**Work required**
Every record must be transcribed in its entirety, apart from the images, which are to be omitted.

**Records for the task**
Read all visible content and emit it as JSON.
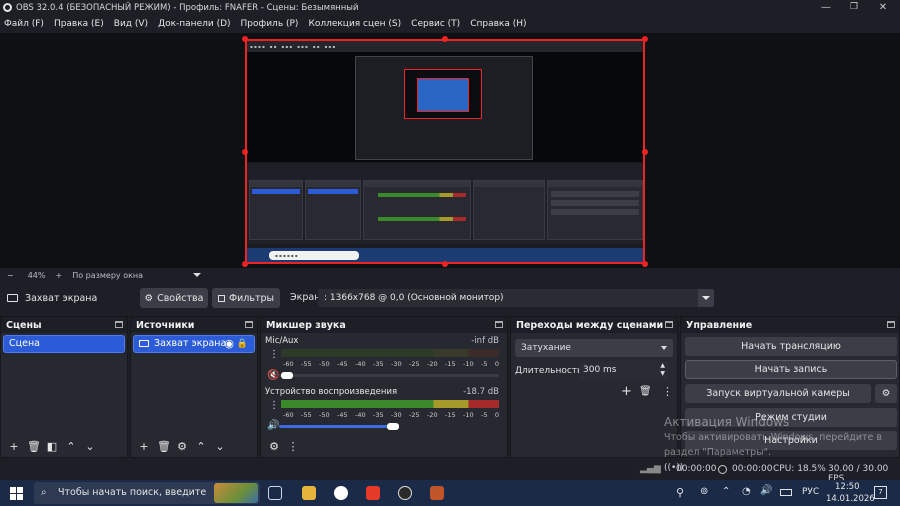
{
  "window": {
    "title": "OBS 32.0.4 (БЕЗОПАСНЫЙ РЕЖИМ) - Профиль: FNAFER - Сцены: Безымянный"
  },
  "menu": [
    "Файл (F)",
    "Правка (E)",
    "Вид (V)",
    "Док-панели (D)",
    "Профиль (P)",
    "Коллекция сцен (S)",
    "Сервис (T)",
    "Справка (H)"
  ],
  "zoom": {
    "minus": "−",
    "level": "44%",
    "plus": "+",
    "fit": "По размеру окна"
  },
  "source_bar": {
    "source_name": "Захват экрана",
    "properties": "Свойства",
    "filters": "Фильтры",
    "screen_label": "Экран",
    "screen_value": ": 1366x768 @ 0,0 (Основной монитор)"
  },
  "scenes": {
    "title": "Сцены",
    "items": [
      "Сцена"
    ]
  },
  "sources": {
    "title": "Источники",
    "items": [
      "Захват экрана"
    ]
  },
  "mixer": {
    "title": "Микшер звука",
    "channels": [
      {
        "name": "Mic/Aux",
        "db": "-inf dB",
        "volume_fraction": 0.0,
        "muted": true
      },
      {
        "name": "Устройство воспроизведения",
        "db": "-18.7 dB",
        "volume_fraction": 0.95,
        "muted": false
      }
    ],
    "ticks": [
      "-60",
      "-55",
      "-50",
      "-45",
      "-40",
      "-35",
      "-30",
      "-25",
      "-20",
      "-15",
      "-10",
      "-5",
      "0"
    ]
  },
  "transitions": {
    "title": "Переходы между сценами",
    "selected": "Затухание",
    "duration_label": "Длительность",
    "duration_value": "300 ms"
  },
  "controls": {
    "title": "Управление",
    "start_stream": "Начать трансляцию",
    "start_record": "Начать запись",
    "virtual_cam": "Запуск виртуальной камеры",
    "studio_mode": "Режим студии",
    "settings": "Настройки"
  },
  "status": {
    "stream_time": "00:00:00",
    "record_time": "00:00:00",
    "cpu": "CPU: 18.5%",
    "fps": "30.00 / 30.00 FPS"
  },
  "watermark": {
    "title": "Активация Windows",
    "line1": "Чтобы активировать Windows, перейдите в",
    "line2": "раздел \"Параметры\"."
  },
  "taskbar": {
    "search_placeholder": "Чтобы начать поиск, введите",
    "lang": "РУС",
    "time": "12:50",
    "date": "14.01.2026",
    "notify_count": "7"
  },
  "colors": {
    "accent": "#2b5bd7",
    "meter_green": "#3a8a2a",
    "meter_yellow": "#a69a2a",
    "meter_red": "#a62a2a",
    "preview_border": "#ee2222"
  }
}
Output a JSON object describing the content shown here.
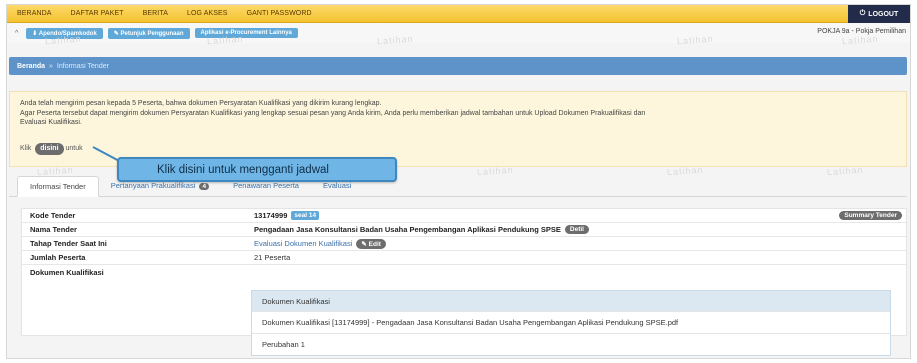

**Response to this task**
Read all visible content and emit it as JSON.
{
  "window": {
    "title": "OBS 32.0.4 (БЕЗОПАСНЫЙ РЕЖИМ) - Профиль: FNAFER - Сцены: Безымянный"
  },
  "menu": [
    "Файл (F)",
    "Правка (E)",
    "Вид (V)",
    "Док-панели (D)",
    "Профиль (P)",
    "Коллекция сцен (S)",
    "Сервис (T)",
    "Справка (H)"
  ],
  "zoom": {
    "minus": "−",
    "level": "44%",
    "plus": "+",
    "fit": "По размеру окна"
  },
  "source_bar": {
    "source_name": "Захват экрана",
    "properties": "Свойства",
    "filters": "Фильтры",
    "screen_label": "Экран",
    "screen_value": ": 1366x768 @ 0,0 (Основной монитор)"
  },
  "scenes": {
    "title": "Сцены",
    "items": [
      "Сцена"
    ]
  },
  "sources": {
    "title": "Источники",
    "items": [
      "Захват экрана"
    ]
  },
  "mixer": {
    "title": "Микшер звука",
    "channels": [
      {
        "name": "Mic/Aux",
        "db": "-inf dB",
        "volume_fraction": 0.0,
        "muted": true
      },
      {
        "name": "Устройство воспроизведения",
        "db": "-18.7 dB",
        "volume_fraction": 0.95,
        "muted": false
      }
    ],
    "ticks": [
      "-60",
      "-55",
      "-50",
      "-45",
      "-40",
      "-35",
      "-30",
      "-25",
      "-20",
      "-15",
      "-10",
      "-5",
      "0"
    ]
  },
  "transitions": {
    "title": "Переходы между сценами",
    "selected": "Затухание",
    "duration_label": "Длительность",
    "duration_value": "300 ms"
  },
  "controls": {
    "title": "Управление",
    "start_stream": "Начать трансляцию",
    "start_record": "Начать запись",
    "virtual_cam": "Запуск виртуальной камеры",
    "studio_mode": "Режим студии",
    "settings": "Настройки"
  },
  "status": {
    "stream_time": "00:00:00",
    "record_time": "00:00:00",
    "cpu": "CPU: 18.5%",
    "fps": "30.00 / 30.00 FPS"
  },
  "watermark": {
    "title": "Активация Windows",
    "line1": "Чтобы активировать Windows, перейдите в",
    "line2": "раздел \"Параметры\"."
  },
  "taskbar": {
    "search_placeholder": "Чтобы начать поиск, введите",
    "lang": "РУС",
    "time": "12:50",
    "date": "14.01.2026",
    "notify_count": "7"
  },
  "colors": {
    "accent": "#2b5bd7",
    "meter_green": "#3a8a2a",
    "meter_yellow": "#a69a2a",
    "meter_red": "#a62a2a",
    "preview_border": "#ee2222"
  }
}
Output a JSON object describing the content shown here.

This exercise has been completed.